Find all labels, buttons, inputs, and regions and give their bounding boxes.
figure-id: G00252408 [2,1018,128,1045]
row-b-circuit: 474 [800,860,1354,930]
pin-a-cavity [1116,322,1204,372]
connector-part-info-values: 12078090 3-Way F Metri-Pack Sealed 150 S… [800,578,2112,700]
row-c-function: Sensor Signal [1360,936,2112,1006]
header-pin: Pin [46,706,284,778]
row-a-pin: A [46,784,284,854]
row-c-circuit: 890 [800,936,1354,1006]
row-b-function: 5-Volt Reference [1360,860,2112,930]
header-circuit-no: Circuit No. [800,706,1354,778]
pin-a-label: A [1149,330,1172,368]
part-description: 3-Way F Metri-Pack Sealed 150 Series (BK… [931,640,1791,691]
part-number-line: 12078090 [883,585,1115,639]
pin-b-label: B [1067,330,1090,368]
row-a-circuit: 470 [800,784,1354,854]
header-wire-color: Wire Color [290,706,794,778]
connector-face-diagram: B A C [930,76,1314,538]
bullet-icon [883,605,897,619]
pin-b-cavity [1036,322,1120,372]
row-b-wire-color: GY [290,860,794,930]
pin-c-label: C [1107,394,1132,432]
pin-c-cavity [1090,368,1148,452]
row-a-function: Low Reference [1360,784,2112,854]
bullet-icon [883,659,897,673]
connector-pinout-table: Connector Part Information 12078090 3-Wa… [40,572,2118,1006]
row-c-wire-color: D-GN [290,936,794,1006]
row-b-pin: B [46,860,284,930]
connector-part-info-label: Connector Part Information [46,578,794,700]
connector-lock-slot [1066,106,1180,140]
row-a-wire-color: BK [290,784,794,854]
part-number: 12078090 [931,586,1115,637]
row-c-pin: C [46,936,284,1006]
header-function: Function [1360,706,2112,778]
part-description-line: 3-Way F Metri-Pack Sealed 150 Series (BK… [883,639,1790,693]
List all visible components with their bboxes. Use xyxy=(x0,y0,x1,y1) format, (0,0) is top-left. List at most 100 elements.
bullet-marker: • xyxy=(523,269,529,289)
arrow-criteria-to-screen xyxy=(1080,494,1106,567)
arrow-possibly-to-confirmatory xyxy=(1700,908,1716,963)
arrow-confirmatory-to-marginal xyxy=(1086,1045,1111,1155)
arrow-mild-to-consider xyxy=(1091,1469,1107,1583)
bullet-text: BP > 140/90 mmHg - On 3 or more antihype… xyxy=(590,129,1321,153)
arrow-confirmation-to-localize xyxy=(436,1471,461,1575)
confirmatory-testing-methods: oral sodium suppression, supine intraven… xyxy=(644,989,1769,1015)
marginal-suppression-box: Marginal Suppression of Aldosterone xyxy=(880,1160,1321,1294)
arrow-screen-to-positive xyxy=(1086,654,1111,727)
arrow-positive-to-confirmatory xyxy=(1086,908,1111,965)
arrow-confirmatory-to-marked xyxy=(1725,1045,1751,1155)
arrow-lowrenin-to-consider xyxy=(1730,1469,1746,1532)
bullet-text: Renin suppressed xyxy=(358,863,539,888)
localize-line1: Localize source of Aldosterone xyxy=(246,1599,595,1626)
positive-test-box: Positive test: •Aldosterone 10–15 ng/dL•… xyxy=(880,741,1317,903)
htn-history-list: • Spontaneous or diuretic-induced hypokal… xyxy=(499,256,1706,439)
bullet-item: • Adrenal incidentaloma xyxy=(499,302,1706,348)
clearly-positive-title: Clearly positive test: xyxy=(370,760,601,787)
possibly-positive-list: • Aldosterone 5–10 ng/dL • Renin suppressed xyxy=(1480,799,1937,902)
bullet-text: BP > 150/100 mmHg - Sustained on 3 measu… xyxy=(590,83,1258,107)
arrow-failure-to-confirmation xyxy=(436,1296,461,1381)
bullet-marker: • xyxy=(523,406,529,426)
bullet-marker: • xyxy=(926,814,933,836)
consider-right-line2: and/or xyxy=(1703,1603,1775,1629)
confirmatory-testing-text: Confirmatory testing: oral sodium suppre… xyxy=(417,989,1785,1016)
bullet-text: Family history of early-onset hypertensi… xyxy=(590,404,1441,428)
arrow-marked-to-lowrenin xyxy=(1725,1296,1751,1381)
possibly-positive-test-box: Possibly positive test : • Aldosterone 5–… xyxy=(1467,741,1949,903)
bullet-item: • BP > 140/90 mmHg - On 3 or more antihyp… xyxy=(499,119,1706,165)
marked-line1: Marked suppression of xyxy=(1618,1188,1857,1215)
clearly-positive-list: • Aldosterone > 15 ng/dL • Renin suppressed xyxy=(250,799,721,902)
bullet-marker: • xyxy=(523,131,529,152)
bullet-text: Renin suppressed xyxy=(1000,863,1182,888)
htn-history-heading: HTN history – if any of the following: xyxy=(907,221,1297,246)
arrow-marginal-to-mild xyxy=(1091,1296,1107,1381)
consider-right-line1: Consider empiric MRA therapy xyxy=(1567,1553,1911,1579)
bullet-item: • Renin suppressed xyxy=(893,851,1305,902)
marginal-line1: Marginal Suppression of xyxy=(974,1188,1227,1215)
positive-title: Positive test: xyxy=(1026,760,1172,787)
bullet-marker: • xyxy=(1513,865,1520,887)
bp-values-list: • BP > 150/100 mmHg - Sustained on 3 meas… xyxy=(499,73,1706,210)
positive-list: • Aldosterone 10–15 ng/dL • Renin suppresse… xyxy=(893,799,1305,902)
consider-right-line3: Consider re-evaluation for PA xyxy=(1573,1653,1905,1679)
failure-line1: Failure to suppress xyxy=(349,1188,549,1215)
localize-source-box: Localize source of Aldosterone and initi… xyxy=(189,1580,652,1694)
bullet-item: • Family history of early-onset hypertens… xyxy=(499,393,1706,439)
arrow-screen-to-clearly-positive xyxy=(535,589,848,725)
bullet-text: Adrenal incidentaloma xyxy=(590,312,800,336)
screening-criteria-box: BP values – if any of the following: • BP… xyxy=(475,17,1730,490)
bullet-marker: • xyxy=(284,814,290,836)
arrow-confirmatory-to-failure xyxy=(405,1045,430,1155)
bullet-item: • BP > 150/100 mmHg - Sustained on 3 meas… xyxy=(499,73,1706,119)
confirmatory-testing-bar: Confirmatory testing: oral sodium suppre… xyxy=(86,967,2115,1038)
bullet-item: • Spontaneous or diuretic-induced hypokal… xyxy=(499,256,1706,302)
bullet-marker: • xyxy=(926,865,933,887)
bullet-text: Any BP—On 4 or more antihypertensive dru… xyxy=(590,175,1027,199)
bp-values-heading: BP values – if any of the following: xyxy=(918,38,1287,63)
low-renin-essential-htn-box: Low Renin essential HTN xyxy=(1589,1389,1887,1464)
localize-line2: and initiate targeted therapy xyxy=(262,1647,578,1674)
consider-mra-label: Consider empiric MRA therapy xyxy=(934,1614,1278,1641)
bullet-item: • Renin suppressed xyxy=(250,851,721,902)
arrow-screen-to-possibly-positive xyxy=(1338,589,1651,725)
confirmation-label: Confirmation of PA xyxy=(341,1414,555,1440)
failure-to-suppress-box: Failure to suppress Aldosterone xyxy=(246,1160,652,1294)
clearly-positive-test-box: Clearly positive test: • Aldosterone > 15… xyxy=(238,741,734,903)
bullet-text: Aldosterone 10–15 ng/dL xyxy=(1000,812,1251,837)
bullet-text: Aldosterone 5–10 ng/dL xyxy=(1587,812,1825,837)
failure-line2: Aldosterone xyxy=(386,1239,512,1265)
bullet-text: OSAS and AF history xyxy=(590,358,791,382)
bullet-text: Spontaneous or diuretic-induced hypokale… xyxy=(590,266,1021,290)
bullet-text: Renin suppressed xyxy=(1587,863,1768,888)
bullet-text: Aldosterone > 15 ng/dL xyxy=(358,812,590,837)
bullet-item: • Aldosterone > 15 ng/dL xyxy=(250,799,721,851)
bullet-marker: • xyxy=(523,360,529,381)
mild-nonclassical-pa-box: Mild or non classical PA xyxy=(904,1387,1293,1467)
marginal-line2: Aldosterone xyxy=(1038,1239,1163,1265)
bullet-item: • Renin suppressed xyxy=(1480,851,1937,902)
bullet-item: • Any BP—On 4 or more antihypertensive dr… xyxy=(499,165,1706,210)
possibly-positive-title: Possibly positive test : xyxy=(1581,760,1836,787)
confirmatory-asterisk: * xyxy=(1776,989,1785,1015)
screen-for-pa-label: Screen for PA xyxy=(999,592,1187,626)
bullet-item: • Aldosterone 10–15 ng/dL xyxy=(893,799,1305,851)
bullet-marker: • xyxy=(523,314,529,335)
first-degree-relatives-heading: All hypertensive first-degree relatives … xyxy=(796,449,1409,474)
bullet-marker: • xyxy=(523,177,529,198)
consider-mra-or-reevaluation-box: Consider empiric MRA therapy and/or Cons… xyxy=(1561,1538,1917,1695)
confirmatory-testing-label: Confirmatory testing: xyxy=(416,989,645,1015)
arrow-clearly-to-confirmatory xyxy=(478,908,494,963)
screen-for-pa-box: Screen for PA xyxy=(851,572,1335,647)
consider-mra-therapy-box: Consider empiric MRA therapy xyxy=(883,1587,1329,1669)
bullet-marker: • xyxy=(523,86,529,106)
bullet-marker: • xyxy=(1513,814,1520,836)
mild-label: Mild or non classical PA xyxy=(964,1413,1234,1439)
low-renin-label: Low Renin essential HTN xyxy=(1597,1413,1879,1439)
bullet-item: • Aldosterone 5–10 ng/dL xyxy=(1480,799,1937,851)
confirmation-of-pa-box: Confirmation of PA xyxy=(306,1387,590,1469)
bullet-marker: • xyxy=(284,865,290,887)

|---|

#### [WORK TO COMPLETE]
Can you arrange the lines from the start of the records through the line with "row-b-function: 5-Volt Reference", both included, as a Markdown table with a Row column for the line number and a Text column for the line itself? Leave out any blank lines.

#### [TASK SOLUTION]
| Row | Text |
|---|---|
| 1 | Find all labels, buttons, inputs, and regions and give their bounding boxes. |
| 2 | figure-id: G00252408 [2,1018,128,1045] |
| 3 | row-b-circuit: 474 [800,860,1354,930] |
| 4 | pin-a-cavity [1116,322,1204,372] |
| 5 | connector-part-info-values: 12078090 3-Way F Metri-Pack Sealed 150 S… [800,578,2112,700] |
| 6 | row-c-function: Sensor Signal [1360,936,2112,1006] |
| 7 | header-pin: Pin [46,706,284,778] |
| 8 | row-a-pin: A [46,784,284,854] |
| 9 | row-c-circuit: 890 [800,936,1354,1006] |
| 10 | row-b-function: 5-Volt Reference [1360,860,2112,930] |